───── Data for this task ─────
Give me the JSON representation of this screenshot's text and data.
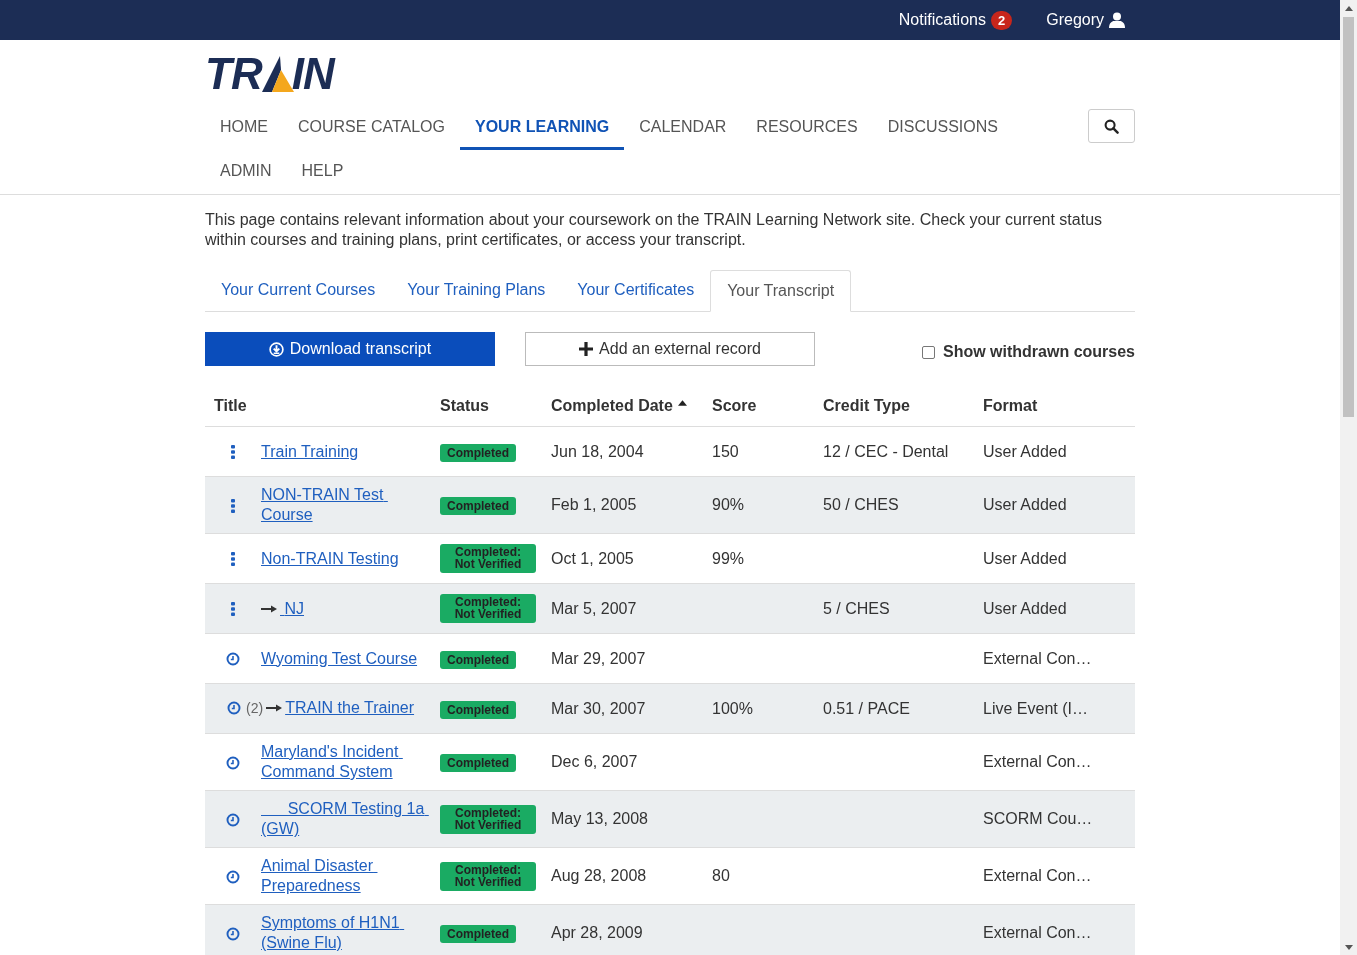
─────
───── Data for this task ─────
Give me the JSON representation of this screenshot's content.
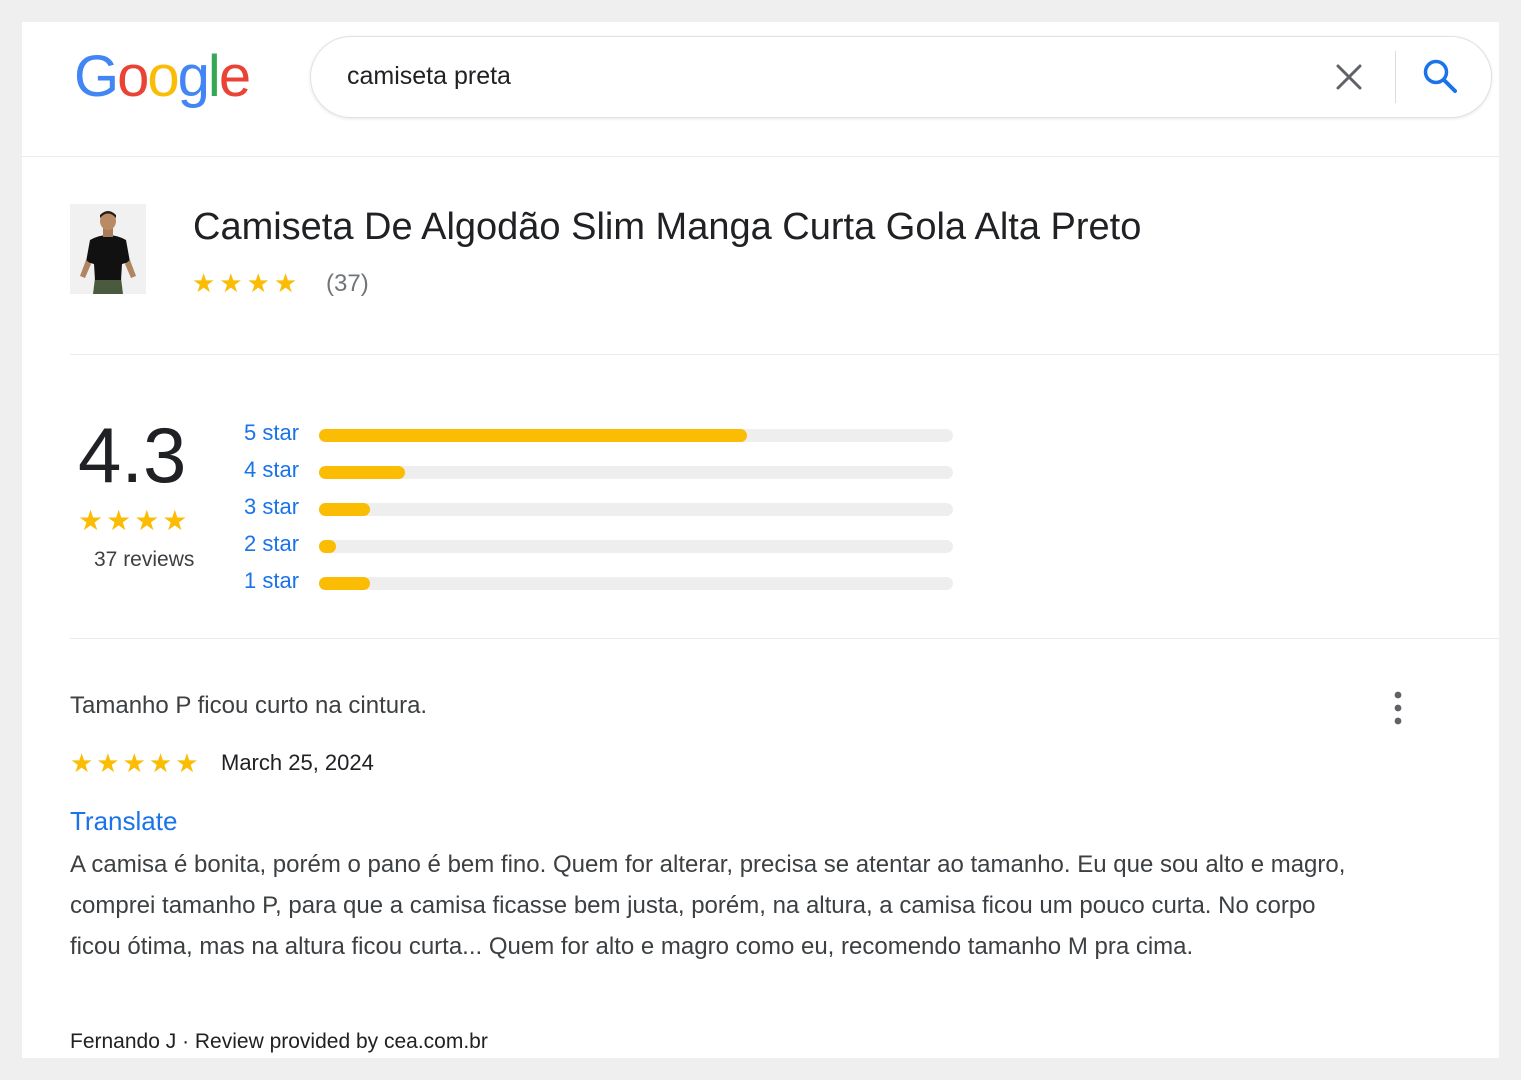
─────
───── Data for this task ─────
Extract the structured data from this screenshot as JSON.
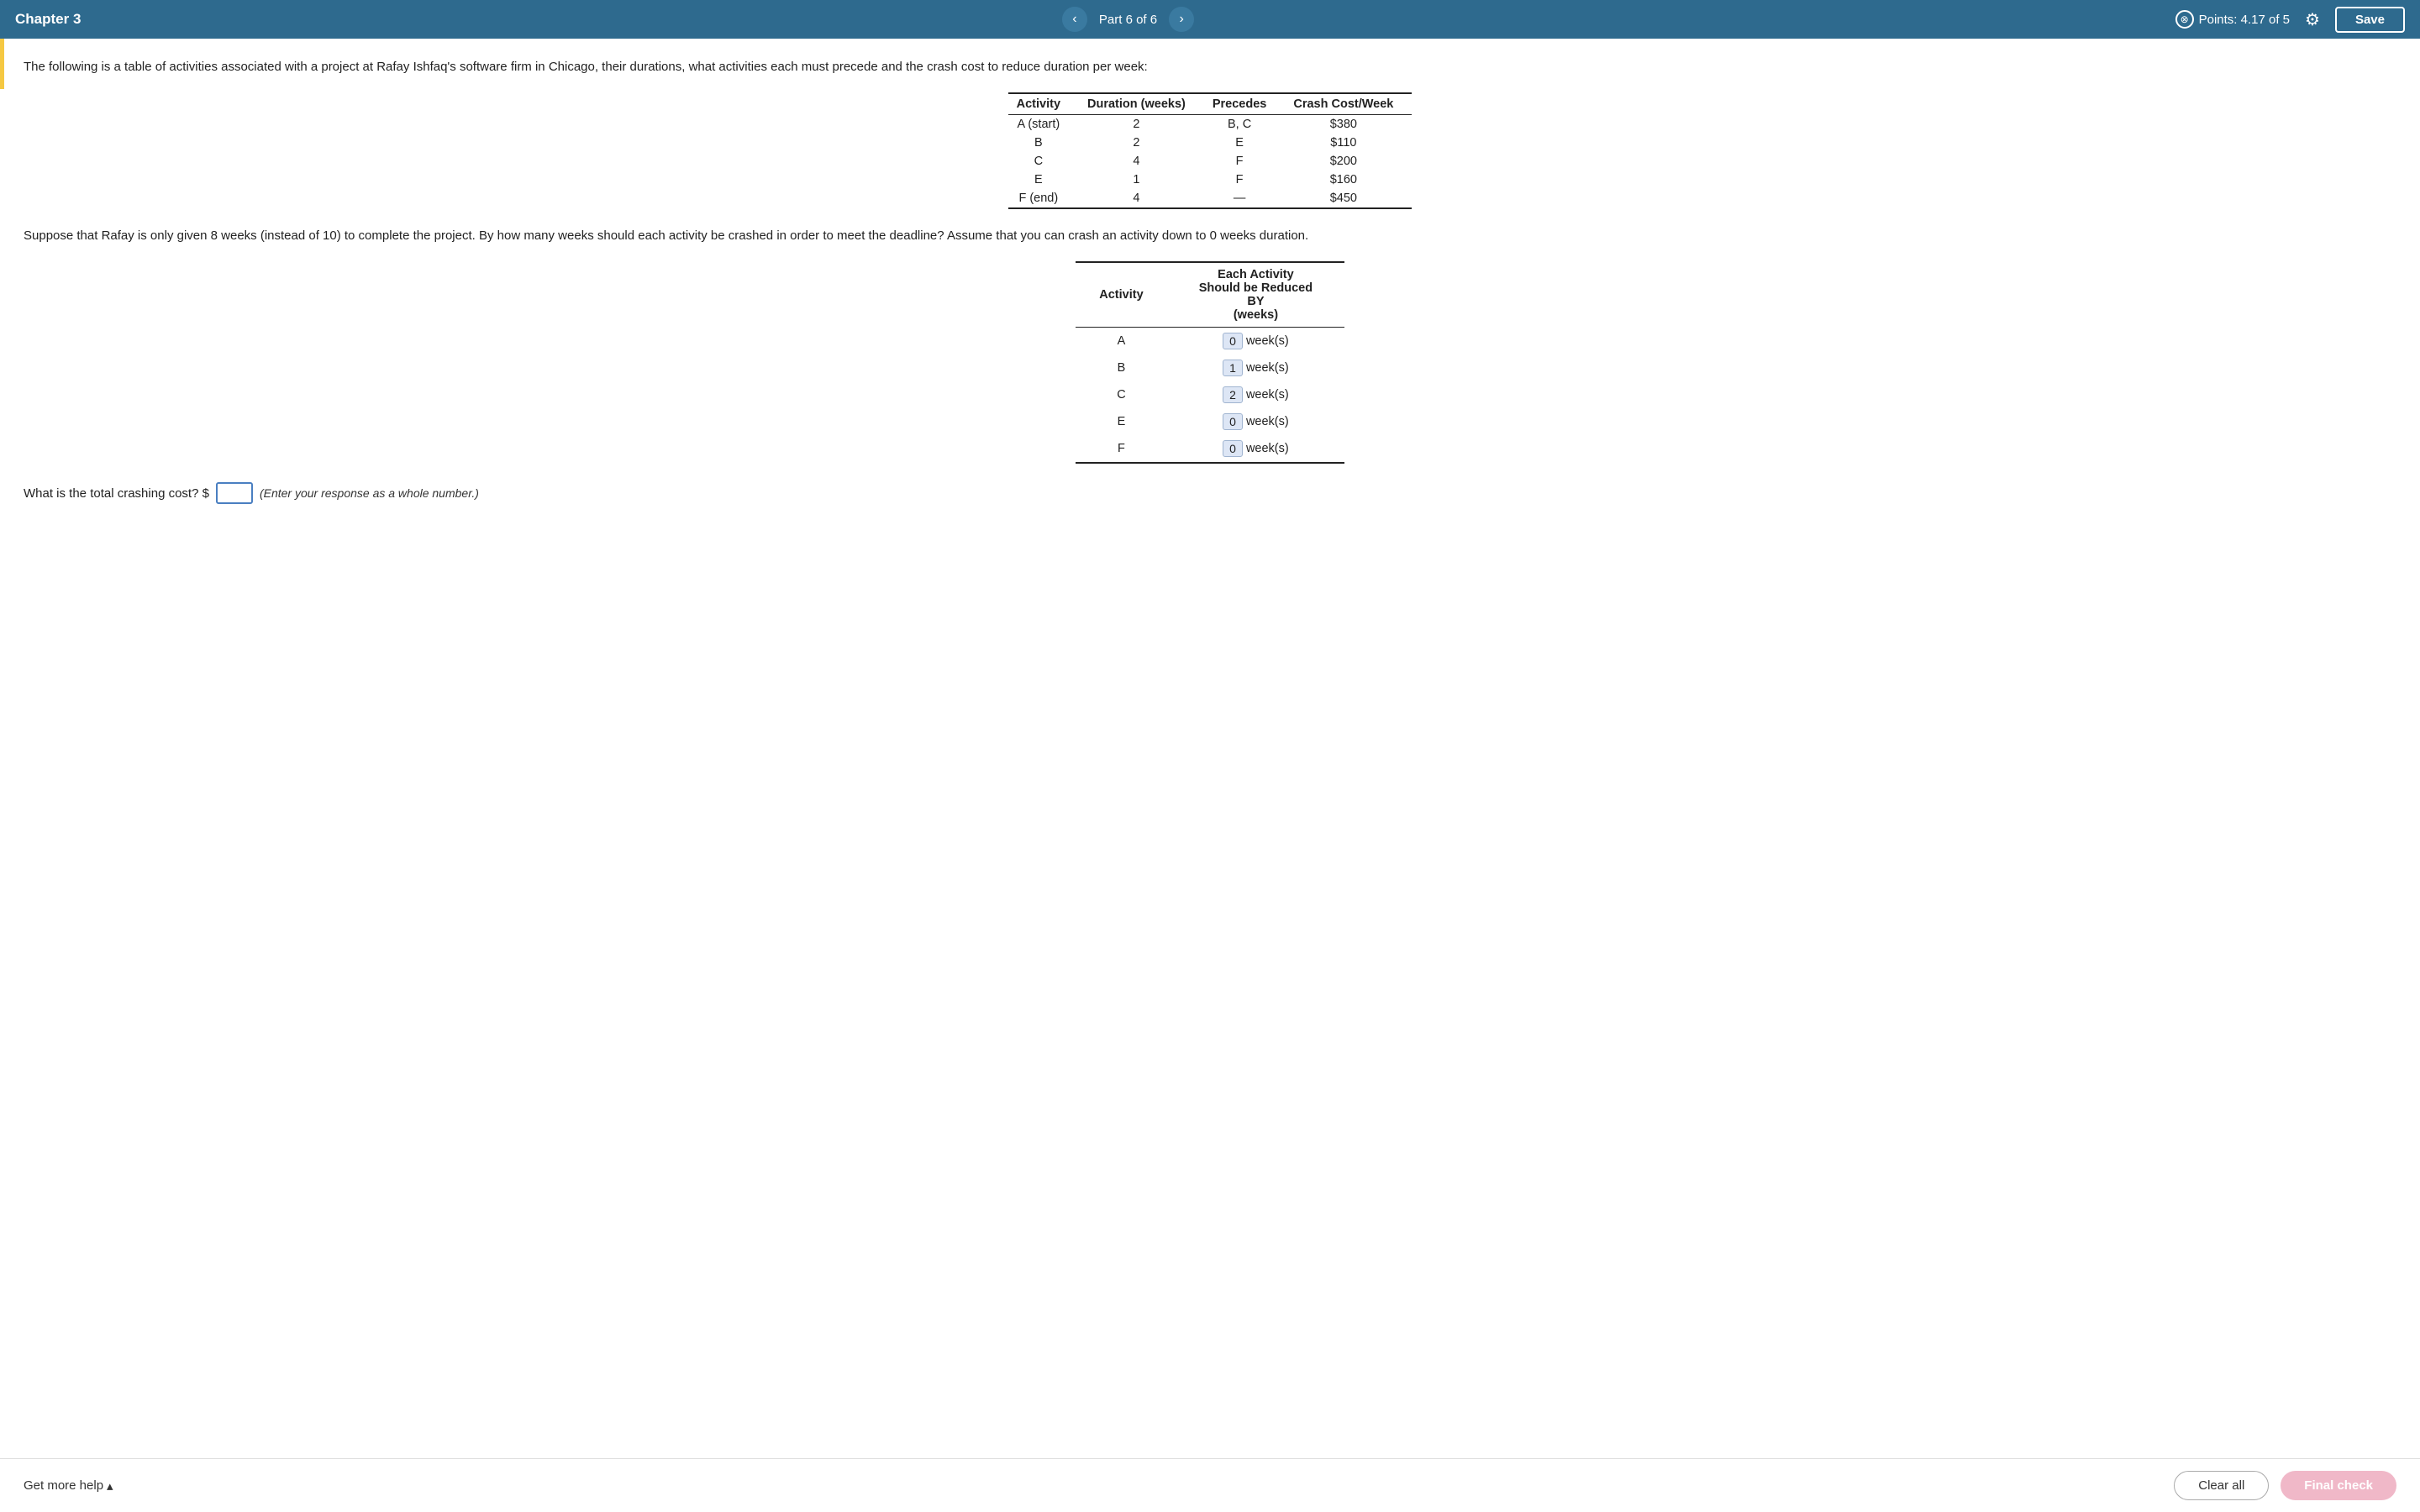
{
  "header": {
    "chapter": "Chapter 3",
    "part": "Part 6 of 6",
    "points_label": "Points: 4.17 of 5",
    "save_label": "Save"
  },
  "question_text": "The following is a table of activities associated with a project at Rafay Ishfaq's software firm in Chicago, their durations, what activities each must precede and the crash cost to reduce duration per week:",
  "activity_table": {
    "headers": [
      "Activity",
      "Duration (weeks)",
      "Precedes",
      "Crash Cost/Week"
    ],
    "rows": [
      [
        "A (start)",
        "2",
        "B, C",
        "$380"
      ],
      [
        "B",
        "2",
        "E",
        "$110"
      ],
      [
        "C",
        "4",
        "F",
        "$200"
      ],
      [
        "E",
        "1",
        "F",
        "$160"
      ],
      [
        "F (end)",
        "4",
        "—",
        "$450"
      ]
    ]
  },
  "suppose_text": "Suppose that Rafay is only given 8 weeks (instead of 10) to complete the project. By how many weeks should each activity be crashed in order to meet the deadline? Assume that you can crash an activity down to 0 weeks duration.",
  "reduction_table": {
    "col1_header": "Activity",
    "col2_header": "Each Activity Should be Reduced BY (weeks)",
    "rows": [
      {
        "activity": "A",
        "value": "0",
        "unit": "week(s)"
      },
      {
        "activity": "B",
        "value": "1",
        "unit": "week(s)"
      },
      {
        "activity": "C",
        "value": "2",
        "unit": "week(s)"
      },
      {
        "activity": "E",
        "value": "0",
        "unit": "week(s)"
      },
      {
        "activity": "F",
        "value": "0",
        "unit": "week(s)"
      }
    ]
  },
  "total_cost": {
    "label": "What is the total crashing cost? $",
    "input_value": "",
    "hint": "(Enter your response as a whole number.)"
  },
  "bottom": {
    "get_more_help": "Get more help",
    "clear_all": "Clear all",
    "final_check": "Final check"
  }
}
─────
Collect each line above holding the string "representation".

__Correct output__
Give me the JSON representation of this screenshot's text and data.
Give me the JSON representation of this screenshot's content.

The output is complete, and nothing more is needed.